Items from a figure collection

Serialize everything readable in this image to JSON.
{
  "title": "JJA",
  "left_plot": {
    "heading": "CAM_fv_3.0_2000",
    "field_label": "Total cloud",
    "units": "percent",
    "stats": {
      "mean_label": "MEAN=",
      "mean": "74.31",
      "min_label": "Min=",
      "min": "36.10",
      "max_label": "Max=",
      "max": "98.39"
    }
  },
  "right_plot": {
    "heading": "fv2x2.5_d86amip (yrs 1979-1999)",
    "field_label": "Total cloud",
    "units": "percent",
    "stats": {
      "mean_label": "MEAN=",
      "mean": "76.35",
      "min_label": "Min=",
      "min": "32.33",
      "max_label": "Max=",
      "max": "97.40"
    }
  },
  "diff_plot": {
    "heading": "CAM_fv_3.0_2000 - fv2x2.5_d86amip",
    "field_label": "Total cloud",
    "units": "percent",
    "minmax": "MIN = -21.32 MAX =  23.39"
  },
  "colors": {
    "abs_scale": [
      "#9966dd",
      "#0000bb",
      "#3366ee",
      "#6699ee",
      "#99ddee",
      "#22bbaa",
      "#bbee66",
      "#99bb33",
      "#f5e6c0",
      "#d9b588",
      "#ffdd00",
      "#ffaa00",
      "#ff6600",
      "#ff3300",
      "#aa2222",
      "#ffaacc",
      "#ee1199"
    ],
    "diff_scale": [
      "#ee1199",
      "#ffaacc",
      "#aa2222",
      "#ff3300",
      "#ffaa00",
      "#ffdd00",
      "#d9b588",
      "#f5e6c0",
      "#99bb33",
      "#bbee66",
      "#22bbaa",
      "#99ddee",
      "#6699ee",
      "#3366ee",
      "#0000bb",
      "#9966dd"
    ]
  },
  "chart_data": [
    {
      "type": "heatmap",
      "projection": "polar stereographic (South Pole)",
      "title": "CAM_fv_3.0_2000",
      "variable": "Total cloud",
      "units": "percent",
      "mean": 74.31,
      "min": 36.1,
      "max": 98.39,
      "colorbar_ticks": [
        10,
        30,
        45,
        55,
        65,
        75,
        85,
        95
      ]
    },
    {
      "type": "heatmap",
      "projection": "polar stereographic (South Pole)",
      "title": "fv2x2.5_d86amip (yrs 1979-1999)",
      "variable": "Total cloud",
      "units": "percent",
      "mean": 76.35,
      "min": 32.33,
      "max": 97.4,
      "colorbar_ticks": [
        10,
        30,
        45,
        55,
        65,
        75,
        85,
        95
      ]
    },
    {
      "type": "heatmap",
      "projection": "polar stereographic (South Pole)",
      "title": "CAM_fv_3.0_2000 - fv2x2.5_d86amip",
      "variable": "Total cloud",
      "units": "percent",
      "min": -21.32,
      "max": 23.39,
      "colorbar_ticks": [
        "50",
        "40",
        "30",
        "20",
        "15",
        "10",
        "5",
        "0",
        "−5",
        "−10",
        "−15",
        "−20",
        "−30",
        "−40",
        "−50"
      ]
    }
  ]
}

EXERCISE REQUIREMENTS
Copy all the records above exactly, missing none.

PROBLEM SOLUTION
Serialize everything readable in this image to JSON.
{
  "title": "JJA",
  "left_plot": {
    "heading": "CAM_fv_3.0_2000",
    "field_label": "Total cloud",
    "units": "percent",
    "stats": {
      "mean_label": "MEAN=",
      "mean": "74.31",
      "min_label": "Min=",
      "min": "36.10",
      "max_label": "Max=",
      "max": "98.39"
    }
  },
  "right_plot": {
    "heading": "fv2x2.5_d86amip (yrs 1979-1999)",
    "field_label": "Total cloud",
    "units": "percent",
    "stats": {
      "mean_label": "MEAN=",
      "mean": "76.35",
      "min_label": "Min=",
      "min": "32.33",
      "max_label": "Max=",
      "max": "97.40"
    }
  },
  "diff_plot": {
    "heading": "CAM_fv_3.0_2000 - fv2x2.5_d86amip",
    "field_label": "Total cloud",
    "units": "percent",
    "minmax": "MIN = -21.32 MAX =  23.39"
  },
  "colors": {
    "abs_scale": [
      "#9966dd",
      "#0000bb",
      "#3366ee",
      "#6699ee",
      "#99ddee",
      "#22bbaa",
      "#bbee66",
      "#99bb33",
      "#f5e6c0",
      "#d9b588",
      "#ffdd00",
      "#ffaa00",
      "#ff6600",
      "#ff3300",
      "#aa2222",
      "#ffaacc",
      "#ee1199"
    ],
    "diff_scale": [
      "#ee1199",
      "#ffaacc",
      "#aa2222",
      "#ff3300",
      "#ffaa00",
      "#ffdd00",
      "#d9b588",
      "#f5e6c0",
      "#99bb33",
      "#bbee66",
      "#22bbaa",
      "#99ddee",
      "#6699ee",
      "#3366ee",
      "#0000bb",
      "#9966dd"
    ]
  },
  "chart_data": [
    {
      "type": "heatmap",
      "projection": "polar stereographic (South Pole)",
      "title": "CAM_fv_3.0_2000",
      "variable": "Total cloud",
      "units": "percent",
      "mean": 74.31,
      "min": 36.1,
      "max": 98.39,
      "colorbar_ticks": [
        10,
        30,
        45,
        55,
        65,
        75,
        85,
        95
      ]
    },
    {
      "type": "heatmap",
      "projection": "polar stereographic (South Pole)",
      "title": "fv2x2.5_d86amip (yrs 1979-1999)",
      "variable": "Total cloud",
      "units": "percent",
      "mean": 76.35,
      "min": 32.33,
      "max": 97.4,
      "colorbar_ticks": [
        10,
        30,
        45,
        55,
        65,
        75,
        85,
        95
      ]
    },
    {
      "type": "heatmap",
      "projection": "polar stereographic (South Pole)",
      "title": "CAM_fv_3.0_2000 - fv2x2.5_d86amip",
      "variable": "Total cloud",
      "units": "percent",
      "min": -21.32,
      "max": 23.39,
      "colorbar_ticks": [
        "50",
        "40",
        "30",
        "20",
        "15",
        "10",
        "5",
        "0",
        "−5",
        "−10",
        "−15",
        "−20",
        "−30",
        "−40",
        "−50"
      ]
    }
  ]
}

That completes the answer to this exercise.